Look through the listing for the word "Surf". Copy each line that has it.

════════

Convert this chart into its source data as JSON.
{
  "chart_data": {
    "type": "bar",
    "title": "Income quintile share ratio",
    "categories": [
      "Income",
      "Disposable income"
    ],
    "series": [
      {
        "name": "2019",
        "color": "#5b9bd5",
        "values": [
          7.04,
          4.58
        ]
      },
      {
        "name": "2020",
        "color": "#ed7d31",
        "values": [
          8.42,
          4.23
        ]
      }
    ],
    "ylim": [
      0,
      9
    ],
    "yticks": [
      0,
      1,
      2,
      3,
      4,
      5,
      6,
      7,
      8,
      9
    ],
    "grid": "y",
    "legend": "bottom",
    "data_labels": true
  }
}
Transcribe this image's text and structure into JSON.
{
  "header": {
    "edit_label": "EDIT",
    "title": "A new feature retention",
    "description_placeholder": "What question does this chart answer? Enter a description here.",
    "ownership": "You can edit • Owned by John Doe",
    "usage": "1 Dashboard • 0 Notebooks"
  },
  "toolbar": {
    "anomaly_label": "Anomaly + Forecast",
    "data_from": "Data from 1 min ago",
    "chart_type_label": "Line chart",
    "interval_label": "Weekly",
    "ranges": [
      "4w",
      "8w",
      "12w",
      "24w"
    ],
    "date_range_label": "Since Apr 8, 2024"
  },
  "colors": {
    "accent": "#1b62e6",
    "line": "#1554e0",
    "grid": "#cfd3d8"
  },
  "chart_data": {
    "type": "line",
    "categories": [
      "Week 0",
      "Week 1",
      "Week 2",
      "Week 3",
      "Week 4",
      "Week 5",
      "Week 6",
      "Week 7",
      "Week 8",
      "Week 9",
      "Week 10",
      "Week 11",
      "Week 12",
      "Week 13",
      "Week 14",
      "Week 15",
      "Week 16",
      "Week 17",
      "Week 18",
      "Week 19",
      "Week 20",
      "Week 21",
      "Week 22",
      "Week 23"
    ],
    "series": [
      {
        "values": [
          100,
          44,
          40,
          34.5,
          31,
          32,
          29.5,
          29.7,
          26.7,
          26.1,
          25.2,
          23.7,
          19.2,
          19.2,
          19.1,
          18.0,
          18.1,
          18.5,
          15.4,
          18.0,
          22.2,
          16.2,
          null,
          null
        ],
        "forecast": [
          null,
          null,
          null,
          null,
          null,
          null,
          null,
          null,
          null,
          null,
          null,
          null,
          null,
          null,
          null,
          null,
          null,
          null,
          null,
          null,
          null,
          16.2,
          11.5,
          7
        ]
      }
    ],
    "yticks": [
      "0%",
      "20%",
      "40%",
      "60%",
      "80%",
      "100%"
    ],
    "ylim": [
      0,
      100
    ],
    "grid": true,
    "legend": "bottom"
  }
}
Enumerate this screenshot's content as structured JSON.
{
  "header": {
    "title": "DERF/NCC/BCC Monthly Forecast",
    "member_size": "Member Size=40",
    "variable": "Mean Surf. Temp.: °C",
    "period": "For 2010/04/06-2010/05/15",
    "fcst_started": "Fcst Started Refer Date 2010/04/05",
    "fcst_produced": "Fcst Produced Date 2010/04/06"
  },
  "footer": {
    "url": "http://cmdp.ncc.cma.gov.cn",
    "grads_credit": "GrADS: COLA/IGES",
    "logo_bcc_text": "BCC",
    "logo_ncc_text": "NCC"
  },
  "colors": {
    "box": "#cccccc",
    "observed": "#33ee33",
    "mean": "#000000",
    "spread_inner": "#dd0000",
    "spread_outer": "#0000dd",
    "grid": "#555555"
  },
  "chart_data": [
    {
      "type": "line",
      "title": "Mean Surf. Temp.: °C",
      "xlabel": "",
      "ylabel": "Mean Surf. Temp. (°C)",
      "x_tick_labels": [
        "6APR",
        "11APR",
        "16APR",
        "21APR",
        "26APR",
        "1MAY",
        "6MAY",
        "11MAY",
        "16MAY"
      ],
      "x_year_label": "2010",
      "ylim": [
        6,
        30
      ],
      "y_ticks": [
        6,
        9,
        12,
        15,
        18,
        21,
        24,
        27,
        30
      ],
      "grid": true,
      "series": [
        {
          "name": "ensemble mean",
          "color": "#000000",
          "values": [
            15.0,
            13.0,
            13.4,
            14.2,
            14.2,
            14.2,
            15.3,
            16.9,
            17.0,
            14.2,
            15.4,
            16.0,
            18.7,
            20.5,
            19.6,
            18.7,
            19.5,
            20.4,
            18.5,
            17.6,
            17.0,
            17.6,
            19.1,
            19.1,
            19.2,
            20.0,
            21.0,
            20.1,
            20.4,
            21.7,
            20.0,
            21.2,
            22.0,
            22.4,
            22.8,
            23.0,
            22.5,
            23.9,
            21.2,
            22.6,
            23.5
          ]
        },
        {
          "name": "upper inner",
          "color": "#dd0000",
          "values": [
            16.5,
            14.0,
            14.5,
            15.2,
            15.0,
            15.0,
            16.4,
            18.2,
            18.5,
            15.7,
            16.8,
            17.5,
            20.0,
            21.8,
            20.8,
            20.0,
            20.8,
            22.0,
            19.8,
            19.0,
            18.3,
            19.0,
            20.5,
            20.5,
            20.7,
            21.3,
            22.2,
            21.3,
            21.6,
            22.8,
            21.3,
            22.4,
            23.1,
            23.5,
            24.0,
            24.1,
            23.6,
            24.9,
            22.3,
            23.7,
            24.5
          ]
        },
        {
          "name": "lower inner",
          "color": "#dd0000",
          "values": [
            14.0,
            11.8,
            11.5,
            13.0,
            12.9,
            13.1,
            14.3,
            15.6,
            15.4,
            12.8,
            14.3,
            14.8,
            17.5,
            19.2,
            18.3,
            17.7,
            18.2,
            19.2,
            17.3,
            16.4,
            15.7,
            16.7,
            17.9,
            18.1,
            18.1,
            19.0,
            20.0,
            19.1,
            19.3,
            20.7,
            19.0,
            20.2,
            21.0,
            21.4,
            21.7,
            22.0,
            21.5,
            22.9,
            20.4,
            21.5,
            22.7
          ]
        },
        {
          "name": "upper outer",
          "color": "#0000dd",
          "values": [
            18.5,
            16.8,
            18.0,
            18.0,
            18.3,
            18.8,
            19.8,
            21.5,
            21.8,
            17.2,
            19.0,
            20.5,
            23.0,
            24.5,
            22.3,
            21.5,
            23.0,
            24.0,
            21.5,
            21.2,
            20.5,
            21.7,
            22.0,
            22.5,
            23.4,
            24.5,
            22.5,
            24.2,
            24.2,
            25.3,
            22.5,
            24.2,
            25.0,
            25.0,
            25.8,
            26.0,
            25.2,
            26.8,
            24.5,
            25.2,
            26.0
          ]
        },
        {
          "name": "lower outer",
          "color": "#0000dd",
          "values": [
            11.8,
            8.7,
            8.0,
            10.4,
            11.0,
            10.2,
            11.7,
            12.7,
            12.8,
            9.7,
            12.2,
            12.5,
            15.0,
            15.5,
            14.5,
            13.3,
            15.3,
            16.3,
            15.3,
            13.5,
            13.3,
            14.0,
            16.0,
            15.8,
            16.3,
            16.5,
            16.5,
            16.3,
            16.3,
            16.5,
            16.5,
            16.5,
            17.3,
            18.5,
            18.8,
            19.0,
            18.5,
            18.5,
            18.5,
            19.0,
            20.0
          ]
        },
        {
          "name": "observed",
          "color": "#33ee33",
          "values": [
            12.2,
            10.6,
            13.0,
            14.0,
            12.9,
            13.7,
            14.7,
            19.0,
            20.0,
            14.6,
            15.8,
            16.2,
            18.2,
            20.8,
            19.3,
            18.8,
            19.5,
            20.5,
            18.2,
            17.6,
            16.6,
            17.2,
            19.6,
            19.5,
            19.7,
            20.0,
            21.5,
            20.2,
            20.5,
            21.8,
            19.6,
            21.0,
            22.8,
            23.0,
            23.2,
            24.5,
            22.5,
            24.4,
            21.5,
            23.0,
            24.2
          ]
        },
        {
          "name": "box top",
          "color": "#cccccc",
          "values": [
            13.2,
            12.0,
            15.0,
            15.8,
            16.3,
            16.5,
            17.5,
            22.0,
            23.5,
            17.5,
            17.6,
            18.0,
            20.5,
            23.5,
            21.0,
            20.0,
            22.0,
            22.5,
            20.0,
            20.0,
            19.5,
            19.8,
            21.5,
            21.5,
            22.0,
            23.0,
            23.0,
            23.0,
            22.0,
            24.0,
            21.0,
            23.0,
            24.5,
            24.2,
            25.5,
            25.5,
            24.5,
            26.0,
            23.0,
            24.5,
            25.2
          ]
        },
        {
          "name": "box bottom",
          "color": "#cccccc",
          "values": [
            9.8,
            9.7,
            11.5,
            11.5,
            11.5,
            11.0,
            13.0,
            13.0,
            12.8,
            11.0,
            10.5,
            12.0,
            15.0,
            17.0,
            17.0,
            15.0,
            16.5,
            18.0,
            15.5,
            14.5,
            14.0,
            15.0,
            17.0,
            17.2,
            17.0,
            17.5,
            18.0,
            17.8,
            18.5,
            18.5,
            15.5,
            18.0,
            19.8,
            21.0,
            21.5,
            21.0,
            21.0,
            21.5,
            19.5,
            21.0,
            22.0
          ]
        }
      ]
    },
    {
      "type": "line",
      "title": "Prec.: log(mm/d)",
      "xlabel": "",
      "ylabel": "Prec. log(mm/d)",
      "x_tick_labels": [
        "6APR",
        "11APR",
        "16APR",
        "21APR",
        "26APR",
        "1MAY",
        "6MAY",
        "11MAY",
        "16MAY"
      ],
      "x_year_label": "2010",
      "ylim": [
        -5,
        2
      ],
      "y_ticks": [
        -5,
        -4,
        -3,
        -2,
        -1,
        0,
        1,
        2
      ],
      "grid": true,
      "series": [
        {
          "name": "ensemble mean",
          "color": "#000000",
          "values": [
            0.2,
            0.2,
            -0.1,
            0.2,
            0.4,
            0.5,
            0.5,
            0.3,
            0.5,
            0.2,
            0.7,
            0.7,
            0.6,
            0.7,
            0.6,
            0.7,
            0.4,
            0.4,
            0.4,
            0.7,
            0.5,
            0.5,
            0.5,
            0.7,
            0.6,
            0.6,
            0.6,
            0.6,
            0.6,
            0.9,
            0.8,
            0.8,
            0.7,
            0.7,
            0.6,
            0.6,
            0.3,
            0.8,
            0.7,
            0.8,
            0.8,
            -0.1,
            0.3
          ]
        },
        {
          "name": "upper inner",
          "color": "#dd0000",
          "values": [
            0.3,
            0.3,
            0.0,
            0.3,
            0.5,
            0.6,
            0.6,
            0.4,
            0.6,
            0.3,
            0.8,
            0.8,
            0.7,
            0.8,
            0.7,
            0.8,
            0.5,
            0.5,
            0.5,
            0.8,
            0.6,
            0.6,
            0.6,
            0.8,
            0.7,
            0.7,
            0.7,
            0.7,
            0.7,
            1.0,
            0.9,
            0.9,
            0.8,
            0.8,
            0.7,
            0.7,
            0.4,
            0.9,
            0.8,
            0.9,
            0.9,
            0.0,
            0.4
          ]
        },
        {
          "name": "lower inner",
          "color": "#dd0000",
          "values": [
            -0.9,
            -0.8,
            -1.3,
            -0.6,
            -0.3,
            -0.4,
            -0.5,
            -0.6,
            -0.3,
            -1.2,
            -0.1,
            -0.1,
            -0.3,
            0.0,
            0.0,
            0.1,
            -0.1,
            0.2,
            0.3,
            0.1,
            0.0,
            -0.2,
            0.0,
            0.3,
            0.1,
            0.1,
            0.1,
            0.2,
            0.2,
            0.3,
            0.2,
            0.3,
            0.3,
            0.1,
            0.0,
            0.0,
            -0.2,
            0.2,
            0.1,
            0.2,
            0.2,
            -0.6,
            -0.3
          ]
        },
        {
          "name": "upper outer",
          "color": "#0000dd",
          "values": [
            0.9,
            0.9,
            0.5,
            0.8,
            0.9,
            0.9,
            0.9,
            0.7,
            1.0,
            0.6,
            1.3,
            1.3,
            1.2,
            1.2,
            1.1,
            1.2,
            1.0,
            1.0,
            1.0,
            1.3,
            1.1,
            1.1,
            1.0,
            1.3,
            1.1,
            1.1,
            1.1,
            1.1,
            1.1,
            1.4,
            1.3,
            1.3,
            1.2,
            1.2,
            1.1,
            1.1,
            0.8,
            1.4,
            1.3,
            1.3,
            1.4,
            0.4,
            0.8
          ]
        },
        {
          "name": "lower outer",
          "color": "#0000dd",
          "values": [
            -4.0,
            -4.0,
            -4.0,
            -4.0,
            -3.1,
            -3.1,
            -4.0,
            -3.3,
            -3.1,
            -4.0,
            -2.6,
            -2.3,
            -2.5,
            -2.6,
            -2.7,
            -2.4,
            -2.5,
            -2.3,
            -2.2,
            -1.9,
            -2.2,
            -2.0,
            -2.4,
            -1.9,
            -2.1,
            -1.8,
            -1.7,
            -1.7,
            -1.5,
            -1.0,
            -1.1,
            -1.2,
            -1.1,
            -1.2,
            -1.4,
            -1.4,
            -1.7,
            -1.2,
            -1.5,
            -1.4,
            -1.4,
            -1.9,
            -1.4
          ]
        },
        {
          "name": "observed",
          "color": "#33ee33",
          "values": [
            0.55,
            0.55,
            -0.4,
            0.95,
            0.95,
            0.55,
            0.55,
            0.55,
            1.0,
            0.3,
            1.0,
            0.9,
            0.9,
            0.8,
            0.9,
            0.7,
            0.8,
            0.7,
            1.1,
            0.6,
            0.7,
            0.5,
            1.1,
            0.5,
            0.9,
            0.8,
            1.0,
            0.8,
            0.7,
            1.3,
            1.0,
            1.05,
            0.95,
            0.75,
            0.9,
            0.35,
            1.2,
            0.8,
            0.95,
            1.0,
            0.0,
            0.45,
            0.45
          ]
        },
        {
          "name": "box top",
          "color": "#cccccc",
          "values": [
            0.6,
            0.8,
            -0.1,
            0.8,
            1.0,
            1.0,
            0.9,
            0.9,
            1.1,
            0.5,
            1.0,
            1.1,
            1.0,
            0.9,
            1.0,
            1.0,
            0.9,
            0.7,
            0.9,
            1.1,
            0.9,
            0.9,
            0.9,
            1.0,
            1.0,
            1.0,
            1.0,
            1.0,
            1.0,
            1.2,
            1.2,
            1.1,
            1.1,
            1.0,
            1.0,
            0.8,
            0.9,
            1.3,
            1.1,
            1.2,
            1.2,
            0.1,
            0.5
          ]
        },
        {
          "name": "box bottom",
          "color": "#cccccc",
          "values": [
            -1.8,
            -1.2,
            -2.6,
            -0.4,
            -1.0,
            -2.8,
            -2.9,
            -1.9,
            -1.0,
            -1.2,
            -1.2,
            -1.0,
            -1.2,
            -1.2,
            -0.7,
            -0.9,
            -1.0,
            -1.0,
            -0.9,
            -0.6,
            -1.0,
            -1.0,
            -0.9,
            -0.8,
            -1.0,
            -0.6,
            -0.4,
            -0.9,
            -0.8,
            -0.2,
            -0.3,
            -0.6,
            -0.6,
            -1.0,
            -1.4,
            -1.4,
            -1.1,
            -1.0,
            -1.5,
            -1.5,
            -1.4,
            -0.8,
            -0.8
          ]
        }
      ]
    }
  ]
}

════════

§ Final result
    "variable": "Mean Surf. Temp.: °C",
      "title": "Mean Surf. Temp.: °C",
      "ylabel": "Mean Surf. Temp. (°C)",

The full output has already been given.